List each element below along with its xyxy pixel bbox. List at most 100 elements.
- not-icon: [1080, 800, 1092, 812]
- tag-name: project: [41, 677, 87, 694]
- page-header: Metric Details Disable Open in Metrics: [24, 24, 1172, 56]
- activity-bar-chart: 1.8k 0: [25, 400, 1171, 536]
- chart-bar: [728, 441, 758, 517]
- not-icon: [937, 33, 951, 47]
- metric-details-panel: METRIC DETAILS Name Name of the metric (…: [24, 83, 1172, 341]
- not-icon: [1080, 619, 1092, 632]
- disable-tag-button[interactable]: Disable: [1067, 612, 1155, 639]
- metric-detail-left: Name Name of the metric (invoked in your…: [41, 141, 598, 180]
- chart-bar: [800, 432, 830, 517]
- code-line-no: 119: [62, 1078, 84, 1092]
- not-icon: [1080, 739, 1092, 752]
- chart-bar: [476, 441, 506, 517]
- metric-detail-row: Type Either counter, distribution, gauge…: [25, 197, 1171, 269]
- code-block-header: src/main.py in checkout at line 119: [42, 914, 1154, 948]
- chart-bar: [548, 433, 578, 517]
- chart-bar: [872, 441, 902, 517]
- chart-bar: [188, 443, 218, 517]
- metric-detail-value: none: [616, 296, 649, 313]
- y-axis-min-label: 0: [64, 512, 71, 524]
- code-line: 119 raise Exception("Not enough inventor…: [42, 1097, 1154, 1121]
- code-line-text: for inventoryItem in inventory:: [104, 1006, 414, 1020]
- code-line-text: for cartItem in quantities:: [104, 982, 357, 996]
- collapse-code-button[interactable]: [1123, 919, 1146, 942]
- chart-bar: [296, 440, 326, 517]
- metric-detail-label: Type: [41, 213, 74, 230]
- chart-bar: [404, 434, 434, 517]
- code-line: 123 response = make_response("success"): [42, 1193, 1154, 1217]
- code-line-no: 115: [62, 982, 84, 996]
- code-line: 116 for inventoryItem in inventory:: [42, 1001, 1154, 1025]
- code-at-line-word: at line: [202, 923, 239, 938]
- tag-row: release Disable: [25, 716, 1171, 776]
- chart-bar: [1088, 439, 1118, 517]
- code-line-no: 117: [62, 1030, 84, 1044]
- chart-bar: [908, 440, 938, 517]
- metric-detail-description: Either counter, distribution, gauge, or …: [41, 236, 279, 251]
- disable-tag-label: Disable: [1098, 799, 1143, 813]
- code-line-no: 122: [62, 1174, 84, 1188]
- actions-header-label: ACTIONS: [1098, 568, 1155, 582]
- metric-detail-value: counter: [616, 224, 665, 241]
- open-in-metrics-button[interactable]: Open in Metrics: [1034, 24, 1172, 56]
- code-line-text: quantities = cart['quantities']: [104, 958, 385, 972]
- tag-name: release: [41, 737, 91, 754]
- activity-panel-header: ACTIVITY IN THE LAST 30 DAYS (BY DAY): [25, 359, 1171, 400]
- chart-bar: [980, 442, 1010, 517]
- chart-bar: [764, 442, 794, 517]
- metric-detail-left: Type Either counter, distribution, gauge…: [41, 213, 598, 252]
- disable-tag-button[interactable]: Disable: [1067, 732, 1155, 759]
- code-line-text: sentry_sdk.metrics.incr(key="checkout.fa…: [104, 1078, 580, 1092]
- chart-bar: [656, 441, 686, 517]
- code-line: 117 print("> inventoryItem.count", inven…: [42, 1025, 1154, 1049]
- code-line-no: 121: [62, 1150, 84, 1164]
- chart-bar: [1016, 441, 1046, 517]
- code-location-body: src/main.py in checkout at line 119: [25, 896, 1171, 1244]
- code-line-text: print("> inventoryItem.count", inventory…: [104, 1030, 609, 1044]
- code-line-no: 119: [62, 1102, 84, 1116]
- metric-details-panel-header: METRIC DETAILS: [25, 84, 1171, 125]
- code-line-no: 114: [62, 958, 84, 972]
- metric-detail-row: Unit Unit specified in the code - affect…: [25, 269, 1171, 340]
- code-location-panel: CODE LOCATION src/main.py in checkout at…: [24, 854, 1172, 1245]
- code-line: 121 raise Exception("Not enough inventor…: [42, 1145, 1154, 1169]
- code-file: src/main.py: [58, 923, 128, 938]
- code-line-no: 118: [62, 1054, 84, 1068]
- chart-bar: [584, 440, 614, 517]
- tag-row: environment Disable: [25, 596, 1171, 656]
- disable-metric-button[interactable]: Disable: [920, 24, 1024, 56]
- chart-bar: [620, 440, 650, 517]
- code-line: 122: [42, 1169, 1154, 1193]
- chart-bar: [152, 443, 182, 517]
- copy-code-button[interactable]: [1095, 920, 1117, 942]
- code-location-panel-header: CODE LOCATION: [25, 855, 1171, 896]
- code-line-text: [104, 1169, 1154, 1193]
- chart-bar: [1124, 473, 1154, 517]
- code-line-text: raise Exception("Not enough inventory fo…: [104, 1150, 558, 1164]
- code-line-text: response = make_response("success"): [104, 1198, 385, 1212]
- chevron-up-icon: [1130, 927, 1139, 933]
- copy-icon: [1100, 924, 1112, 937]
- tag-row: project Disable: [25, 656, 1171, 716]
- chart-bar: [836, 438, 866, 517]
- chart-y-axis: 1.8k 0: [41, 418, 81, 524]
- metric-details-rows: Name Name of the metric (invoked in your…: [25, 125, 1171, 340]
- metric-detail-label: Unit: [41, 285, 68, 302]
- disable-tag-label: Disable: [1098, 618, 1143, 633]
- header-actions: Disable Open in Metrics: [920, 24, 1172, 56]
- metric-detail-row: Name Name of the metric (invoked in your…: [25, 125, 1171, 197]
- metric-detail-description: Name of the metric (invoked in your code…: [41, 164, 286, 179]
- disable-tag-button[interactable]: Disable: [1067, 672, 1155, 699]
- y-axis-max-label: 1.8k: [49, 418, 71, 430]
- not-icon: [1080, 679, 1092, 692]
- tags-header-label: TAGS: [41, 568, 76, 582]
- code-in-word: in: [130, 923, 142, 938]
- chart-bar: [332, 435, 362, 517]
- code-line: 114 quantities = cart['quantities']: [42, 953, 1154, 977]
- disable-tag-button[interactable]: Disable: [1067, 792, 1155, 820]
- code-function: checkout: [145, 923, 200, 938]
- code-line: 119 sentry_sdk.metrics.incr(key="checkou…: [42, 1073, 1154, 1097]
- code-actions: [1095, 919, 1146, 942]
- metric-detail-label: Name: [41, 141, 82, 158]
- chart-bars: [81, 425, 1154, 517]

To do: Swap every "not-icon" in the entries above for "icon-placeholder" and write the entries out again, leaving everything else unchanged.

Written solution:
List each element below along with its xyxy pixel bbox. List at most 100 elements.
- icon-placeholder: [1080, 800, 1092, 812]
- tag-name: project: [41, 677, 87, 694]
- page-header: Metric Details Disable Open in Metrics: [24, 24, 1172, 56]
- activity-bar-chart: 1.8k 0: [25, 400, 1171, 536]
- chart-bar: [728, 441, 758, 517]
- icon-placeholder: [937, 33, 951, 47]
- metric-details-panel: METRIC DETAILS Name Name of the metric (…: [24, 83, 1172, 341]
- icon-placeholder: [1080, 619, 1092, 632]
- disable-tag-button[interactable]: Disable: [1067, 612, 1155, 639]
- metric-detail-left: Name Name of the metric (invoked in your…: [41, 141, 598, 180]
- chart-bar: [800, 432, 830, 517]
- code-line-no: 119: [62, 1078, 84, 1092]
- icon-placeholder: [1080, 739, 1092, 752]
- chart-bar: [476, 441, 506, 517]
- metric-detail-row: Type Either counter, distribution, gauge…: [25, 197, 1171, 269]
- code-block-header: src/main.py in checkout at line 119: [42, 914, 1154, 948]
- chart-bar: [548, 433, 578, 517]
- chart-bar: [872, 441, 902, 517]
- chart-bar: [188, 443, 218, 517]
- metric-detail-value: none: [616, 296, 649, 313]
- y-axis-min-label: 0: [64, 512, 71, 524]
- code-line: 119 raise Exception("Not enough inventor…: [42, 1097, 1154, 1121]
- code-line-text: for inventoryItem in inventory:: [104, 1006, 414, 1020]
- code-line-text: for cartItem in quantities:: [104, 982, 357, 996]
- collapse-code-button[interactable]: [1123, 919, 1146, 942]
- chart-bar: [296, 440, 326, 517]
- metric-detail-label: Type: [41, 213, 74, 230]
- chart-bar: [404, 434, 434, 517]
- code-line: 123 response = make_response("success"): [42, 1193, 1154, 1217]
- code-line-no: 115: [62, 982, 84, 996]
- code-line: 116 for inventoryItem in inventory:: [42, 1001, 1154, 1025]
- code-at-line-word: at line: [202, 923, 239, 938]
- tag-row: release Disable: [25, 716, 1171, 776]
- chart-bar: [1088, 439, 1118, 517]
- code-line-no: 117: [62, 1030, 84, 1044]
- chart-bar: [908, 440, 938, 517]
- metric-detail-description: Either counter, distribution, gauge, or …: [41, 236, 279, 251]
- disable-tag-label: Disable: [1098, 799, 1143, 813]
- code-line-no: 122: [62, 1174, 84, 1188]
- actions-header-label: ACTIONS: [1098, 568, 1155, 582]
- metric-detail-value: counter: [616, 224, 665, 241]
- open-in-metrics-button[interactable]: Open in Metrics: [1034, 24, 1172, 56]
- code-line-text: quantities = cart['quantities']: [104, 958, 385, 972]
- tag-name: release: [41, 737, 91, 754]
- activity-panel-header: ACTIVITY IN THE LAST 30 DAYS (BY DAY): [25, 359, 1171, 400]
- chart-bar: [980, 442, 1010, 517]
- chart-bar: [764, 442, 794, 517]
- metric-detail-left: Type Either counter, distribution, gauge…: [41, 213, 598, 252]
- disable-tag-button[interactable]: Disable: [1067, 732, 1155, 759]
- code-line-text: sentry_sdk.metrics.incr(key="checkout.fa…: [104, 1078, 580, 1092]
- chart-bar: [656, 441, 686, 517]
- code-line: 117 print("> inventoryItem.count", inven…: [42, 1025, 1154, 1049]
- code-line-no: 121: [62, 1150, 84, 1164]
- chart-bar: [1016, 441, 1046, 517]
- code-location-body: src/main.py in checkout at line 119: [25, 896, 1171, 1244]
- code-line-text: print("> inventoryItem.count", inventory…: [104, 1030, 609, 1044]
- code-line-no: 119: [62, 1102, 84, 1116]
- metric-details-panel-header: METRIC DETAILS: [25, 84, 1171, 125]
- code-line-no: 114: [62, 958, 84, 972]
- metric-detail-row: Unit Unit specified in the code - affect…: [25, 269, 1171, 340]
- code-location-panel: CODE LOCATION src/main.py in checkout at…: [24, 854, 1172, 1245]
- code-line: 121 raise Exception("Not enough inventor…: [42, 1145, 1154, 1169]
- code-file: src/main.py: [58, 923, 128, 938]
- code-line-no: 118: [62, 1054, 84, 1068]
- chart-bar: [584, 440, 614, 517]
- tag-row: environment Disable: [25, 596, 1171, 656]
- disable-metric-button[interactable]: Disable: [920, 24, 1024, 56]
- chart-bar: [620, 440, 650, 517]
- code-line: 122: [42, 1169, 1154, 1193]
- chart-bar: [152, 443, 182, 517]
- copy-code-button[interactable]: [1095, 920, 1117, 942]
- code-location-panel-header: CODE LOCATION: [25, 855, 1171, 896]
- code-line-text: [104, 1169, 1154, 1193]
- chart-bar: [1124, 473, 1154, 517]
- code-line-text: raise Exception("Not enough inventory fo…: [104, 1150, 558, 1164]
- code-line-text: response = make_response("success"): [104, 1198, 385, 1212]
- chevron-up-icon: [1130, 927, 1139, 933]
- copy-icon: [1100, 924, 1112, 937]
- tag-row: project Disable: [25, 656, 1171, 716]
- chart-bar: [836, 438, 866, 517]
- chart-y-axis: 1.8k 0: [41, 418, 81, 524]
- metric-details-rows: Name Name of the metric (invoked in your…: [25, 125, 1171, 340]
- metric-detail-label: Unit: [41, 285, 68, 302]
- disable-tag-label: Disable: [1098, 618, 1143, 633]
- header-actions: Disable Open in Metrics: [920, 24, 1172, 56]
- metric-detail-row: Name Name of the metric (invoked in your…: [25, 125, 1171, 197]
- metric-detail-description: Name of the metric (invoked in your code…: [41, 164, 286, 179]
- disable-tag-button[interactable]: Disable: [1067, 672, 1155, 699]
- y-axis-max-label: 1.8k: [49, 418, 71, 430]
- icon-placeholder: [1080, 679, 1092, 692]
- tags-header-label: TAGS: [41, 568, 76, 582]
- code-in-word: in: [130, 923, 142, 938]
- chart-bar: [332, 435, 362, 517]
- code-line: 114 quantities = cart['quantities']: [42, 953, 1154, 977]
- disable-tag-button[interactable]: Disable: [1067, 792, 1155, 820]
- code-function: checkout: [145, 923, 200, 938]
- code-line: 119 sentry_sdk.metrics.incr(key="checkou…: [42, 1073, 1154, 1097]
- code-actions: [1095, 919, 1146, 942]
- metric-detail-label: Name: [41, 141, 82, 158]
- chart-bars: [81, 425, 1154, 517]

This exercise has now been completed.